Text shown:
Anyone also trying to run Hail on AWS EMR clusters and having issues? Let's huddle

I am trying to run Hail on a Spark cluster on AWS (we don’t have access to GCS) and running into all kinds of issues (VEP annotations just fails without any error messages (other than this:

[Stage 0:==>                                                (2438 + 24) / 54195]

[Stage 0:==>                                                (2438 + 21) / 54195]
Command exiting with ret '1'

And since most people here seem to be running on GCS/Terra I am looking for kindred spirits to help each other debug and optimize on AWS EMR clusters…I got most of it working except for the VEP annotations of the full UKBB 200K dataset, but not sure if I just need bigger clusters etc.)

Ping me if you are interested in running Hail on EMR cluster on AWS!

Thon

Hi,

We were doing a similar analysis. However, we were facing a different error.

1 Like

Yes, i ran into this as well…I set it to 10,000 but you are saying that it needs only slightly raised?

and you are talking about “fs.s3.maxConnections” or a different one?

Given material:
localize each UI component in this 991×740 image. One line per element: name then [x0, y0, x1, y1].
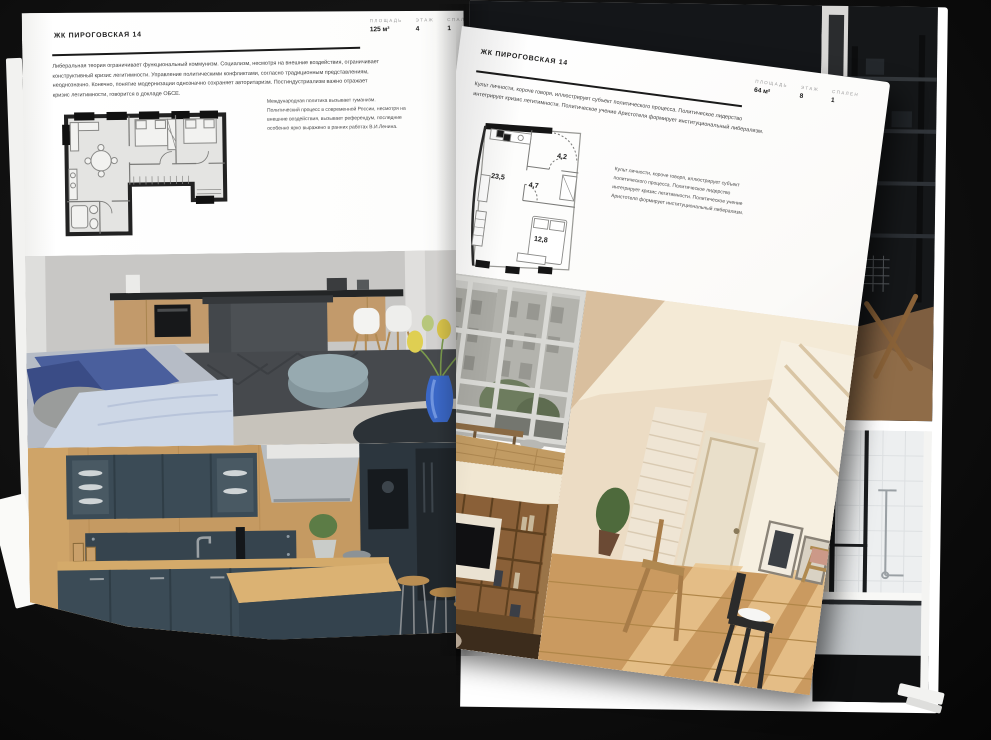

What this task involves: Quote the forum thread on running Hail on AWS EMR word for word, from "And since most" to "only slightly raised?".

Written solution:
And since most people here seem to be running on GCS/Terra I am looking for kindred spirits to help each other debug and optimize on AWS EMR clusters…I got most of it working except for the VEP annotations of the full UKBB 200K dataset, but not sure if I just need bigger clusters etc.)

Ping me if you are interested in running Hail on EMR cluster on AWS!

Thon

Hi,

We were doing a similar analysis. However, we were facing a different error.

1 Like

Yes, i ran into this as well…I set it to 10,000 but you are saying that it needs only slightly raised?